### Data to use ###
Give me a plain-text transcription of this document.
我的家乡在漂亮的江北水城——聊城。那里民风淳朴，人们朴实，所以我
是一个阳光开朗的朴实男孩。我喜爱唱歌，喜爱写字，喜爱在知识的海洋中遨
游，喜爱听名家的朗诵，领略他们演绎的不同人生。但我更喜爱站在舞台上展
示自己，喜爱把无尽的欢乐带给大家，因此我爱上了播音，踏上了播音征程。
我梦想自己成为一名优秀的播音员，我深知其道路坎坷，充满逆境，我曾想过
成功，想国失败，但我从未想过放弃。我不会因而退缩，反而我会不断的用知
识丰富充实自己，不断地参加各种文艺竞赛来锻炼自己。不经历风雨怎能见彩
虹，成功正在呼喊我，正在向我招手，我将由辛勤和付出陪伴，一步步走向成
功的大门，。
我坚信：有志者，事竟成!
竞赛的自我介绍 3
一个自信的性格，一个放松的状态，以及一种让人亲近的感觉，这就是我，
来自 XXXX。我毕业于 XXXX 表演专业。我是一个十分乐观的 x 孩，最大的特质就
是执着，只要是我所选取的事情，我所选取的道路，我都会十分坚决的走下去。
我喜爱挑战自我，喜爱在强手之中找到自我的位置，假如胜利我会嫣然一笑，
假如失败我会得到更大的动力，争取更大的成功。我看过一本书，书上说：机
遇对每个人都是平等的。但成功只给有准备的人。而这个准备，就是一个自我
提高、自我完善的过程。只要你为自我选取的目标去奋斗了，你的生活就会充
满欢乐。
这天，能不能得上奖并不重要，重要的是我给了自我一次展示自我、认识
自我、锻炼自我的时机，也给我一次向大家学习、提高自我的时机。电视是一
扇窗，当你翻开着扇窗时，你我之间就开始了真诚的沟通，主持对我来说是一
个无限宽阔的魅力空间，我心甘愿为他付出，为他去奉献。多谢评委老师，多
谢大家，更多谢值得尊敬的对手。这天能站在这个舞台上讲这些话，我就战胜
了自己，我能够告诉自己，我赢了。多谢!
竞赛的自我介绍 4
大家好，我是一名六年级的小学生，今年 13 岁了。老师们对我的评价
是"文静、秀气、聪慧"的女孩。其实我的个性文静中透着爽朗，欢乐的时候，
###
### Data to use ###
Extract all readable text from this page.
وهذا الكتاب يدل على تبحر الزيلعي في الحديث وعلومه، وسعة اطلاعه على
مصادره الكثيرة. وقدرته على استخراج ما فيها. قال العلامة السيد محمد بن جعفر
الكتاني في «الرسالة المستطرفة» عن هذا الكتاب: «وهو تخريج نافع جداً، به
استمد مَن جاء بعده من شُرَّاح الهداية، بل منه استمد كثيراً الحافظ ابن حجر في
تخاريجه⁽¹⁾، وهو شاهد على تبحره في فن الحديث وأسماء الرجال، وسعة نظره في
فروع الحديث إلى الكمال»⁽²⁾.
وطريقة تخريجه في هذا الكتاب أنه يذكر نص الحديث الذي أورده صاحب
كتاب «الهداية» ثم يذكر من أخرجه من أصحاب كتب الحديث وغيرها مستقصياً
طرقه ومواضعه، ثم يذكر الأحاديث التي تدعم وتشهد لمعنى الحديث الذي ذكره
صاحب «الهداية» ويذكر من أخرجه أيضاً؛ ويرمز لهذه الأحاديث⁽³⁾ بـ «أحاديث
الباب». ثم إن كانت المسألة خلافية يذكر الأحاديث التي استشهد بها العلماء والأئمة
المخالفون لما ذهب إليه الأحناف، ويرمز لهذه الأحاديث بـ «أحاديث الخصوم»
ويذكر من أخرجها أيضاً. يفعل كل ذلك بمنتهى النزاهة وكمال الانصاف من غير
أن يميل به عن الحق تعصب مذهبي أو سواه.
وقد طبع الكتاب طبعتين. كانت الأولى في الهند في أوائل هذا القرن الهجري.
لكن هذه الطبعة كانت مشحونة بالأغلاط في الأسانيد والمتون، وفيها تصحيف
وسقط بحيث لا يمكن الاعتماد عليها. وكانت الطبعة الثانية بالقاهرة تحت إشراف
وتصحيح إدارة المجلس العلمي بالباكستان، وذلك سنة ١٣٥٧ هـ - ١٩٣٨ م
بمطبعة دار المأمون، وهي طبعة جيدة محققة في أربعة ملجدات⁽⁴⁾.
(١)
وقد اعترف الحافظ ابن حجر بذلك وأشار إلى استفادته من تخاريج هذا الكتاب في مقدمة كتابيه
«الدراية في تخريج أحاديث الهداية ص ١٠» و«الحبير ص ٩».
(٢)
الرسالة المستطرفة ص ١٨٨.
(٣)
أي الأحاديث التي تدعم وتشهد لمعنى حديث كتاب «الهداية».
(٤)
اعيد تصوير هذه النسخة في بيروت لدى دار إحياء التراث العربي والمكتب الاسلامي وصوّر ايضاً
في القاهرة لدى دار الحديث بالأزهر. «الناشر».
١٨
###
### Data to use ###
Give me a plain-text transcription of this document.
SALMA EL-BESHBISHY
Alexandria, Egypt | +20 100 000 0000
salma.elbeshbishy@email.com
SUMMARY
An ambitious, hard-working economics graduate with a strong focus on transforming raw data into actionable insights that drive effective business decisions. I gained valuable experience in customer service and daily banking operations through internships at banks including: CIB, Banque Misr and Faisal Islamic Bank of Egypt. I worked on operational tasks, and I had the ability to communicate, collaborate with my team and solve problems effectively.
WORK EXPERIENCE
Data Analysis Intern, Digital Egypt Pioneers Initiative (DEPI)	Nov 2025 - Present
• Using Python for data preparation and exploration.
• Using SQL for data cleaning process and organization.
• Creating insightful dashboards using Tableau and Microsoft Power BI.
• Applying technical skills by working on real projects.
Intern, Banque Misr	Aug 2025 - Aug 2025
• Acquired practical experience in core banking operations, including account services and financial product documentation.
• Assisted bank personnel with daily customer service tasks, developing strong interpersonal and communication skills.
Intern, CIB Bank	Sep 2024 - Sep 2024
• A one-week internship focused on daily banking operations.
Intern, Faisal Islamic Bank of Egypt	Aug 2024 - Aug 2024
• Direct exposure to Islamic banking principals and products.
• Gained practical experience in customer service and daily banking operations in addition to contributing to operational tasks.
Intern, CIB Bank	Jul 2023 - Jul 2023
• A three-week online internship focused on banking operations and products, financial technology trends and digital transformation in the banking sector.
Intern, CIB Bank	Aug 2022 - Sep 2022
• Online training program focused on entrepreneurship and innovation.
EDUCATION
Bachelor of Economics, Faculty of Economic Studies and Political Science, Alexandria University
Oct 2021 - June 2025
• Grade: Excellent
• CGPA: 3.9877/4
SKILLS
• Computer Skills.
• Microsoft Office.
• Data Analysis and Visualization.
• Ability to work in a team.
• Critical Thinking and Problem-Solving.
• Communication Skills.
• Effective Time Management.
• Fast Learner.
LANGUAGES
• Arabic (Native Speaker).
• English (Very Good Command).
###
Identify each line in the records above containing the word "الرسالة"; copy those lines.

Reply to the exercise:
الكتاني في «الرسالة المستطرفة» عن هذا الكتاب: «وهو تخريج نافع جداً، به
الرسالة المستطرفة ص ١٨٨.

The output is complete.